TASK GOAL :: Copy each line in the data that includes the word "understand".

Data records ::
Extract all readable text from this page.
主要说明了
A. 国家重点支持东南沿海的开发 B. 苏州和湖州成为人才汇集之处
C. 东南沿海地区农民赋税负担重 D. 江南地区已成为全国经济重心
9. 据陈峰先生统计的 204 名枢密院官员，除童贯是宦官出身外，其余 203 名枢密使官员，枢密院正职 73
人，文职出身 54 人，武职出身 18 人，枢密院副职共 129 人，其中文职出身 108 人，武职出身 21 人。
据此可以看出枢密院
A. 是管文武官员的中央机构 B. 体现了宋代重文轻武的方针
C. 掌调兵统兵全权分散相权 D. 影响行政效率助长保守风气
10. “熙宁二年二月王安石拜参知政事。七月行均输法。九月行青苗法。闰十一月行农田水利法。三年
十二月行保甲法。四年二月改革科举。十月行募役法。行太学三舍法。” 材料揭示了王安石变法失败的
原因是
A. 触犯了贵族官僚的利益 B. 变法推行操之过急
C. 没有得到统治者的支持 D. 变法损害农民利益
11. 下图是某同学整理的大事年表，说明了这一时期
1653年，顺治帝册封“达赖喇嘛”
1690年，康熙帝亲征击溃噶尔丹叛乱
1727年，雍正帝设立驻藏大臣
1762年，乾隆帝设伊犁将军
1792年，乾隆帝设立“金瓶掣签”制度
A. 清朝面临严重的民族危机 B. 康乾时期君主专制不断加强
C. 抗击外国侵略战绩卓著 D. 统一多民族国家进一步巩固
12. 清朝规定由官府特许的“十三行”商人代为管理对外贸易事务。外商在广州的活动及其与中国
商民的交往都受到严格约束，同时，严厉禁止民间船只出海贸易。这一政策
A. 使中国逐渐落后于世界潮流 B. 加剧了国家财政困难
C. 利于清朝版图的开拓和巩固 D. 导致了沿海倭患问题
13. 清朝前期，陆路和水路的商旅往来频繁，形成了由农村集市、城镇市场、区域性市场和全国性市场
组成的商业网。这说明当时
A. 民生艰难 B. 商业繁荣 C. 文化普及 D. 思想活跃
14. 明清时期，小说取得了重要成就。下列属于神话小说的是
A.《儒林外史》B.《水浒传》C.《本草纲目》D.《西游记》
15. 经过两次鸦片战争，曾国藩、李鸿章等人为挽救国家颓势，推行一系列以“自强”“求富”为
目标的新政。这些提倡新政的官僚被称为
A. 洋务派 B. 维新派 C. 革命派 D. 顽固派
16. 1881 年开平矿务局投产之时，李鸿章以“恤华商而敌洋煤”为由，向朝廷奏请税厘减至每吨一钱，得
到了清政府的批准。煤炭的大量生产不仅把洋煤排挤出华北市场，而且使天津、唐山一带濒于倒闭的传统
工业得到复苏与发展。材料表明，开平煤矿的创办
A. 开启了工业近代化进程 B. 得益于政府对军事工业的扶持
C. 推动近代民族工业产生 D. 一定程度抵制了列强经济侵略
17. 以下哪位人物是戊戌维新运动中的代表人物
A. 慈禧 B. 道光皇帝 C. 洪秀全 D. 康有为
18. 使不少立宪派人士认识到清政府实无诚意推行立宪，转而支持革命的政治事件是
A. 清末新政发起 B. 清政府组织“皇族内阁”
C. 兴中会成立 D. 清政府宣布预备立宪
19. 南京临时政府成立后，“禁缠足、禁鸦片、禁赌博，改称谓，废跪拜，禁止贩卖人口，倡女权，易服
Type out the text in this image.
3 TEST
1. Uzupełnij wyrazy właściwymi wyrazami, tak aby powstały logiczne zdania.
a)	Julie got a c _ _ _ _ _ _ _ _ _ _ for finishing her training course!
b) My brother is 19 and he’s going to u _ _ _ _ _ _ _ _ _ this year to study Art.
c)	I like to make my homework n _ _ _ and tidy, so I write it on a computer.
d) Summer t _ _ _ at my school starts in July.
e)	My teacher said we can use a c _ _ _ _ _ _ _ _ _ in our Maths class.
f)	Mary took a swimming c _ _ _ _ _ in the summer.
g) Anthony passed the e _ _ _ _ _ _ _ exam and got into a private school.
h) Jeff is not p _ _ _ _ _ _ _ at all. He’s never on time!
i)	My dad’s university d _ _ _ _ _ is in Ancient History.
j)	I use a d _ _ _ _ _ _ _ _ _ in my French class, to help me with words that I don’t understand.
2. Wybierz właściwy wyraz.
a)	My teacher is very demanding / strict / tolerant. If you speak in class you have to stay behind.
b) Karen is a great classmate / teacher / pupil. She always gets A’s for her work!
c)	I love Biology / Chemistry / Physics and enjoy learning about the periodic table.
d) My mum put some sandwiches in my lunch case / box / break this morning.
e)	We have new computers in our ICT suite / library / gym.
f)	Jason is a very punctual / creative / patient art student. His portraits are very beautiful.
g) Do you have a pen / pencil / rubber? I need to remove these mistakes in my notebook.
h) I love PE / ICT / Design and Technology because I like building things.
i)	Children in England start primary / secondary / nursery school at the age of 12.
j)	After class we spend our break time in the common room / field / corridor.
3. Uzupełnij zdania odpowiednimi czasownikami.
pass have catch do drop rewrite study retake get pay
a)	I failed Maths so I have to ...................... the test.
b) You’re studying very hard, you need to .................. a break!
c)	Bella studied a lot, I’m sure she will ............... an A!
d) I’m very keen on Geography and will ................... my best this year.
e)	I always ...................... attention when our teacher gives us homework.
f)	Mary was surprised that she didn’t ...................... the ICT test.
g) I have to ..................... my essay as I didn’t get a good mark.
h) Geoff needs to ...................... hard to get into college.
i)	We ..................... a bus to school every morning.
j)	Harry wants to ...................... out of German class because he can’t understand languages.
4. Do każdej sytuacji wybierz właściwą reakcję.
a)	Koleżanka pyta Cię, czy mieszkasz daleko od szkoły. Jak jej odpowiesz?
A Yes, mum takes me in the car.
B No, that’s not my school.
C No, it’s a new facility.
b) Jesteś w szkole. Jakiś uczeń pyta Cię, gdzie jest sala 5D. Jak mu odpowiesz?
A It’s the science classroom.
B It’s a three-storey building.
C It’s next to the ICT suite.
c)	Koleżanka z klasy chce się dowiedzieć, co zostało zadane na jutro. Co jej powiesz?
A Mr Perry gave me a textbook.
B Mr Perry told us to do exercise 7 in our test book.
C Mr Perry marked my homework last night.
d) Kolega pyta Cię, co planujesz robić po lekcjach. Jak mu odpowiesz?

OUTPUT FOR THIS EXERCISE ::
j)	I use a d _ _ _ _ _ _ _ _ _ in my French class, to help me with words that I don’t understand.
j)	Harry wants to ...................... out of German class because he can’t understand languages.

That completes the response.